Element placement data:
· · · ·

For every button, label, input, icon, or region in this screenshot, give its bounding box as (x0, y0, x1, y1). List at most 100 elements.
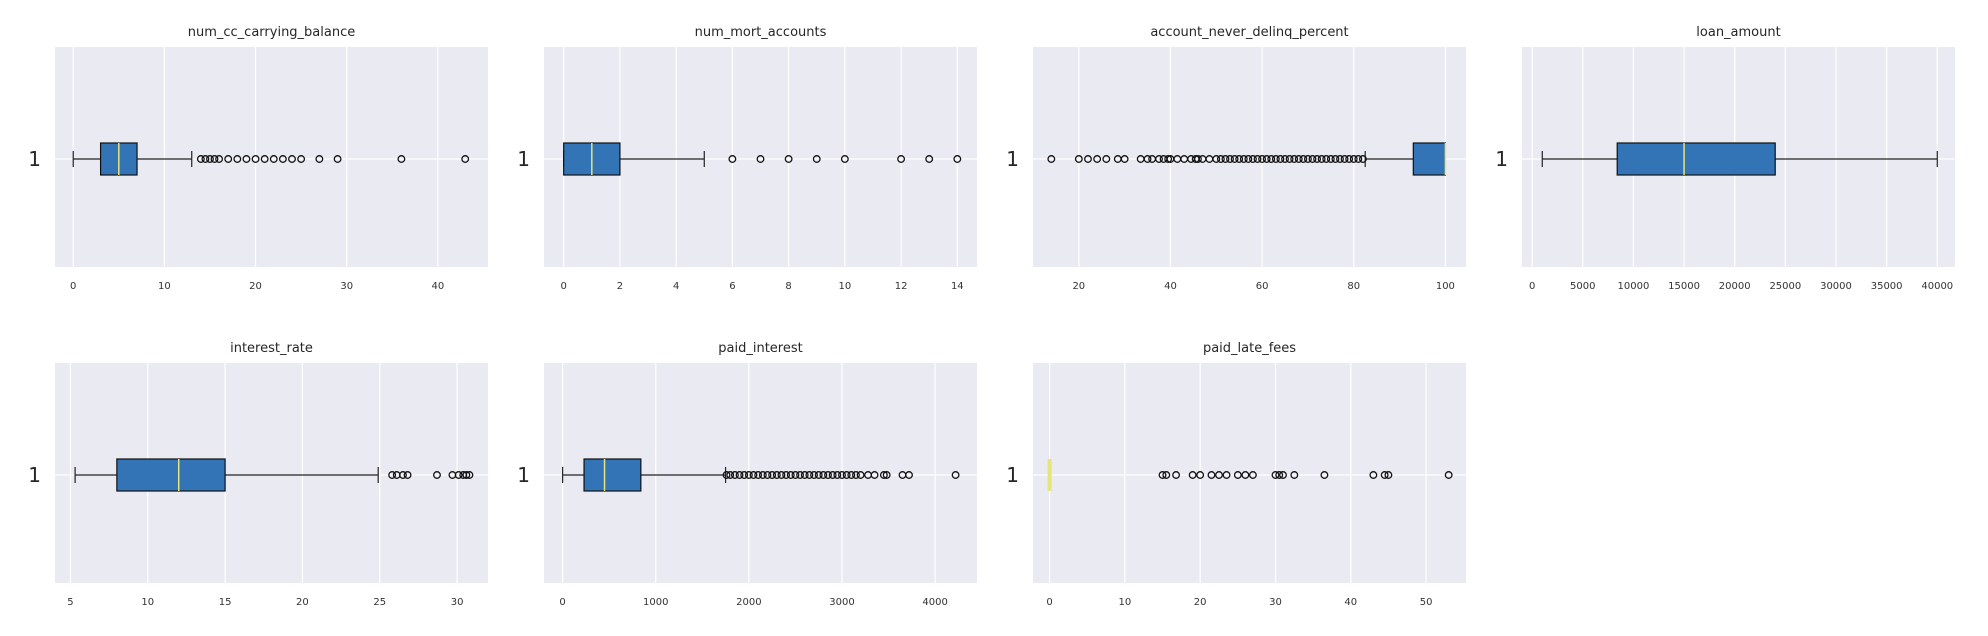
x-tick-label: 80 (1347, 281, 1360, 292)
outlier-point (1248, 471, 1257, 479)
outlier-point (1285, 155, 1294, 163)
x-tick-label: 5 (67, 597, 73, 608)
chart-title: paid_late_fees (1202, 341, 1297, 356)
x-tick-label: 30 (451, 597, 464, 608)
x-tick-label: 20 (296, 597, 309, 608)
outlier-point (215, 155, 224, 163)
outlier-point (1308, 155, 1317, 163)
outlier-point (260, 155, 269, 163)
x-tick-label: 10 (1119, 597, 1132, 608)
x-tick-label: 12 (895, 281, 908, 292)
outlier-point (726, 471, 735, 479)
x-tick-label: 15000 (1668, 281, 1700, 292)
outlier-point (233, 155, 242, 163)
outlier-point (201, 155, 210, 163)
outlier-point (278, 155, 287, 163)
y-tick-label: 1 (517, 147, 530, 171)
x-tick-label: 0 (559, 597, 565, 608)
outlier-point (1235, 155, 1244, 163)
outlier-point (735, 471, 744, 479)
outlier-point (398, 471, 407, 479)
boxplot-svg: 0 10 20 30 40 1 (28, 47, 488, 292)
outlier-point (756, 155, 765, 163)
x-tick-label: 40 (1164, 281, 1177, 292)
outlier-point (828, 471, 837, 479)
y-tick-label: 1 (517, 463, 530, 487)
outlier-point (768, 471, 777, 479)
outlier-point (1207, 471, 1216, 479)
outlier-point (1158, 471, 1167, 479)
outlier-point (288, 155, 296, 163)
outlier-point (1239, 155, 1248, 163)
outlier-point (953, 155, 962, 163)
x-tick-label: 40 (431, 281, 444, 292)
outlier-point (269, 155, 278, 163)
y-tick-label: 1 (1006, 147, 1019, 171)
x-tick-label: 40000 (1921, 281, 1953, 292)
x-tick-label: 2 (617, 281, 623, 292)
chart-title: num_mort_accounts (694, 25, 827, 40)
x-tick-label: 10 (141, 597, 154, 608)
outlier-point (1221, 155, 1230, 163)
x-tick-label: 50 (1420, 597, 1433, 608)
outlier-point (1290, 471, 1299, 479)
outlier-point (1358, 155, 1367, 163)
outlier-point (1299, 155, 1308, 163)
outlier-point (812, 155, 821, 163)
x-tick-label: 3000 (829, 597, 854, 608)
chart-title: loan_amount (1696, 25, 1781, 40)
x-tick-label: 0 (1529, 281, 1535, 292)
outlier-point (1162, 471, 1171, 479)
outlier-point (754, 471, 763, 479)
outlier-point (728, 155, 737, 163)
outlier-point (1253, 155, 1262, 163)
outlier-point (925, 155, 934, 163)
outlier-point (1164, 155, 1173, 163)
x-tick-label: 15 (219, 597, 232, 608)
outlier-point (897, 155, 906, 163)
iqr-box (583, 458, 642, 492)
outlier-point (1320, 471, 1329, 479)
boxplot-panel: loan_amount 0 5000 10000 15000 20000 25000 3000… (1495, 25, 1955, 292)
outlier-point (879, 471, 888, 479)
iqr-box (1616, 142, 1776, 176)
chart-title: account_never_delinq_percent (1150, 25, 1349, 40)
outlier-point (847, 471, 856, 479)
outlier-point (461, 155, 470, 163)
boxplot-svg: 0 10 20 30 40 50 1 (1006, 363, 1466, 608)
outlier-point (1047, 155, 1056, 163)
x-tick-label: 2000 (736, 597, 761, 608)
x-tick-label: 25 (373, 597, 386, 608)
outlier-point (1258, 155, 1267, 163)
x-tick-label: 14 (951, 281, 964, 292)
outlier-point (840, 155, 849, 163)
outlier-point (1326, 155, 1335, 163)
outlier-point (1349, 155, 1358, 163)
outlier-point (800, 471, 809, 479)
x-tick-label: 20 (1194, 597, 1207, 608)
outlier-point (1222, 471, 1231, 479)
x-tick-label: 60 (1256, 281, 1269, 292)
x-tick-label: 0 (1046, 597, 1052, 608)
outlier-point (758, 471, 767, 479)
x-tick-label: 4 (673, 281, 679, 292)
outlier-point (870, 471, 879, 479)
outlier-point (1194, 155, 1202, 163)
outlier-point (782, 471, 791, 479)
outlier-point (1143, 155, 1152, 163)
x-tick-label: 10 (158, 281, 171, 292)
outlier-point (740, 471, 749, 479)
outlier-point (1369, 471, 1378, 479)
boxplot-panel: paid_interest 0 1000 2000 3000 4000 1 (517, 341, 977, 608)
x-tick-label: 0 (70, 281, 76, 292)
x-tick-label: 10 (838, 281, 851, 292)
outlier-point (1244, 155, 1253, 163)
outlier-point (1275, 471, 1284, 479)
outlier-point (297, 155, 306, 163)
chart-title: num_cc_carrying_balance (187, 25, 356, 40)
boxplot-panel: interest_rate 5 10 15 20 25 30 1 (28, 341, 488, 608)
outlier-point (1155, 155, 1163, 163)
outlier-point (1279, 471, 1287, 479)
outlier-point (1267, 155, 1276, 163)
outlier-point (1340, 155, 1349, 163)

· · · ·

Exercise - Turn every line of the material above into a numbered list, skipping blank lines. Leave out the pictures.

Solution to the exercise -
1. For every button, label, input, icon, or region in this screenshot, give its bounding box as (x0, y0, x1, y1). List at most 100 elements.
2. x-tick-label: 80 (1347, 281, 1360, 292)
3. outlier-point (1248, 471, 1257, 479)
4. outlier-point (1285, 155, 1294, 163)
5. x-tick-label: 5 (67, 597, 73, 608)
6. chart-title: paid_late_fees (1202, 341, 1297, 356)
7. x-tick-label: 30 (451, 597, 464, 608)
8. x-tick-label: 20 (296, 597, 309, 608)
9. outlier-point (215, 155, 224, 163)
10. outlier-point (1308, 155, 1317, 163)
11. outlier-point (260, 155, 269, 163)
12. x-tick-label: 10 (1119, 597, 1132, 608)
13. x-tick-label: 12 (895, 281, 908, 292)
14. outlier-point (726, 471, 735, 479)
15. x-tick-label: 15000 (1668, 281, 1700, 292)
16. outlier-point (233, 155, 242, 163)
17. outlier-point (201, 155, 210, 163)
18. outlier-point (278, 155, 287, 163)
19. y-tick-label: 1 (517, 147, 530, 171)
20. x-tick-label: 0 (559, 597, 565, 608)
21. outlier-point (1235, 155, 1244, 163)
22. outlier-point (735, 471, 744, 479)
23. outlier-point (398, 471, 407, 479)
24. boxplot-svg: 0 10 20 30 40 1 (28, 47, 488, 292)
25. outlier-point (756, 155, 765, 163)
26. x-tick-label: 40 (1164, 281, 1177, 292)
27. outlier-point (828, 471, 837, 479)
28. y-tick-label: 1 (517, 463, 530, 487)
29. outlier-point (768, 471, 777, 479)
30. outlier-point (1207, 471, 1216, 479)
31. outlier-point (1158, 471, 1167, 479)
32. outlier-point (288, 155, 296, 163)
33. outlier-point (1239, 155, 1248, 163)
34. outlier-point (953, 155, 962, 163)
35. x-tick-label: 40 (431, 281, 444, 292)
36. outlier-point (269, 155, 278, 163)
37. y-tick-label: 1 (1006, 147, 1019, 171)
38. x-tick-label: 40000 (1921, 281, 1953, 292)
39. x-tick-label: 2 (617, 281, 623, 292)
40. chart-title: num_mort_accounts (694, 25, 827, 40)
41. x-tick-label: 10 (141, 597, 154, 608)
42. outlier-point (1221, 155, 1230, 163)
43. x-tick-label: 50 (1420, 597, 1433, 608)
44. outlier-point (1290, 471, 1299, 479)
45. outlier-point (1358, 155, 1367, 163)
46. outlier-point (1299, 155, 1308, 163)
47. outlier-point (812, 155, 821, 163)
48. x-tick-label: 3000 (829, 597, 854, 608)
49. chart-title: loan_amount (1696, 25, 1781, 40)
50. x-tick-label: 0 (1529, 281, 1535, 292)
51. outlier-point (1162, 471, 1171, 479)
52. outlier-point (754, 471, 763, 479)
53. outlier-point (728, 155, 737, 163)
54. outlier-point (1253, 155, 1262, 163)
55. outlier-point (925, 155, 934, 163)
56. outlier-point (1164, 155, 1173, 163)
57. x-tick-label: 15 (219, 597, 232, 608)
58. outlier-point (897, 155, 906, 163)
59. iqr-box (583, 458, 642, 492)
60. outlier-point (1320, 471, 1329, 479)
61. boxplot-panel: loan_amount 0 5000 10000 15000 20000 25000 3000… (1495, 25, 1955, 292)
62. outlier-point (879, 471, 888, 479)
63. iqr-box (1616, 142, 1776, 176)
64. chart-title: account_never_delinq_percent (1150, 25, 1349, 40)
65. outlier-point (847, 471, 856, 479)
66. outlier-point (461, 155, 470, 163)
67. boxplot-svg: 0 10 20 30 40 50 1 (1006, 363, 1466, 608)
68. outlier-point (1047, 155, 1056, 163)
69. x-tick-label: 2000 (736, 597, 761, 608)
70. x-tick-label: 25 (373, 597, 386, 608)
71. outlier-point (1258, 155, 1267, 163)
72. x-tick-label: 14 (951, 281, 964, 292)
73. outlier-point (840, 155, 849, 163)
74. outlier-point (1326, 155, 1335, 163)
75. outlier-point (1349, 155, 1358, 163)
76. outlier-point (800, 471, 809, 479)
77. x-tick-label: 20 (1194, 597, 1207, 608)
78. outlier-point (1222, 471, 1231, 479)
79. x-tick-label: 60 (1256, 281, 1269, 292)
80. x-tick-label: 0 (1046, 597, 1052, 608)
81. outlier-point (758, 471, 767, 479)
82. x-tick-label: 4 (673, 281, 679, 292)
83. outlier-point (870, 471, 879, 479)
84. outlier-point (1194, 155, 1202, 163)
85. outlier-point (782, 471, 791, 479)
86. outlier-point (1143, 155, 1152, 163)
87. x-tick-label: 10 (158, 281, 171, 292)
88. outlier-point (740, 471, 749, 479)
89. outlier-point (1369, 471, 1378, 479)
90. boxplot-panel: paid_interest 0 1000 2000 3000 4000 1 (517, 341, 977, 608)
91. x-tick-label: 0 (70, 281, 76, 292)
92. x-tick-label: 10 (838, 281, 851, 292)
93. outlier-point (1244, 155, 1253, 163)
94. outlier-point (1275, 471, 1284, 479)
95. outlier-point (297, 155, 306, 163)
96. chart-title: num_cc_carrying_balance (187, 25, 356, 40)
97. boxplot-panel: interest_rate 5 10 15 20 25 30 1 (28, 341, 488, 608)
98. outlier-point (1155, 155, 1163, 163)
99. outlier-point (1279, 471, 1287, 479)
100. outlier-point (1267, 155, 1276, 163)
101. outlier-point (1340, 155, 1349, 163)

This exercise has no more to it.